THE REQUEST => Continue the essay on Jacques Rivette's films, picking up right after its final sentence.

TEXT SHOWN =>
================

Jacques Rivette: The Great Manipulator (Preview)
by Adrian Martin

Toward the end of the 1960s, the French philosopher Gilles Deleuze remarked that in order to initiate and dynamize a game—or, indeed, any logical system—a missing element, an absence, is required. Jacques Rivette (1928–2016) seems to have learned this lesson very early in his career as a filmmaker. Many of his plots begin with someone who is no longer in his or her place, who has gone missing. In Merry-Go-Round (1981), a man and woman are summoned to a Sofitel Hotel in Paris to meet a mutual acquaintance; however, this person who initiates the narrative will never be found, or even seen. Duelle (1976) begins in a similar fashion: mysterious characters converge at a series of interlinked locations (hotel, casino, dance hall, aquarium) in search of an absent “Max Christie” who will never turn up. Already in his first feature, Paris Belongs to Us (1961), a network of diverse characters scurries around the void left by the vanished Juan, and the legacy of his lost tape recording.

================

SUPPLIED ENTRIES =>
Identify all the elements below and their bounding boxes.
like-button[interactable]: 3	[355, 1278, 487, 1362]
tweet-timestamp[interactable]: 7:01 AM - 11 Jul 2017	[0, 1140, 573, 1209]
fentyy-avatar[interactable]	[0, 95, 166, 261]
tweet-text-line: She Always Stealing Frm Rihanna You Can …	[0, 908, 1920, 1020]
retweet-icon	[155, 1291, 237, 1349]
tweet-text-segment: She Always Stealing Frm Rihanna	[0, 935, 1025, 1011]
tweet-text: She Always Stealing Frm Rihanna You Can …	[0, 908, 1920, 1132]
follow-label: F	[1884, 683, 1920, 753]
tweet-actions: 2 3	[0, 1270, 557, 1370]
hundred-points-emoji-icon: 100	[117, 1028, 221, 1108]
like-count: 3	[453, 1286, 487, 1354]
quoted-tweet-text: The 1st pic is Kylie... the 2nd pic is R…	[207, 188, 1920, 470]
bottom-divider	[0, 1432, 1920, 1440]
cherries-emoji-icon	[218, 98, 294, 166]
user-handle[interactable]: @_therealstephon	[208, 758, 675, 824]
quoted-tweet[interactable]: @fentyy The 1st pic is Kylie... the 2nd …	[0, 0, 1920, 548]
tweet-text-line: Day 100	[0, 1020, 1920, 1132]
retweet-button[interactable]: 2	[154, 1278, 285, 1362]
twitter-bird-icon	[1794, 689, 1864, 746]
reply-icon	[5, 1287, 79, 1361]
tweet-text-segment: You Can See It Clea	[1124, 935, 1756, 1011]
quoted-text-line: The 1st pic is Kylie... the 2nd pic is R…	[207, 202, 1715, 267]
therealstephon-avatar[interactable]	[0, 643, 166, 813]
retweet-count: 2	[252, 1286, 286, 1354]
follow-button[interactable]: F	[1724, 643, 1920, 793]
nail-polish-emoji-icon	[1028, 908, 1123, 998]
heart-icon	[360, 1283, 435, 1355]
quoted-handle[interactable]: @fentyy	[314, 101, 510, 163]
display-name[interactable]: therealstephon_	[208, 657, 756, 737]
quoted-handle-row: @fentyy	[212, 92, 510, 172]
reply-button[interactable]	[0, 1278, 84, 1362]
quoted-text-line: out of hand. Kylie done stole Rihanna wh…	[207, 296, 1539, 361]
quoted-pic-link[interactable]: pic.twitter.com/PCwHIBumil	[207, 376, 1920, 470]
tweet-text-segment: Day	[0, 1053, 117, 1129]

================

FINAL RESULT =>
Rivette may well have imbibed this narrative idea from a modest but potent American film he long admired: The Seventh Victim (1943), produced by Val Lewton and directed by Mark Robson. In that movie, as any fan of it will never be able to forget, over half an hour passes before we glimpse the character, Jacqueline (Jean Brooks), whom everyone incessantly talks about and seeks—and when we do, at last and without warning, arrive at this moment, her face appears silently, for only an instant, in the interval between a door opening and that same door closing. In Rivette’s career, as The Story of Marie and Julien (realized in 2003 but originally planned for the mid-1970s) shows, the traces of this central, missing, and at some point likely dead character tend to inexorably, uncannily spread throughout the world of the fiction, creating ghostly atmospheres, and drawing the living into somnambulant, possibly fatal repetitions of a past, obscure trauma.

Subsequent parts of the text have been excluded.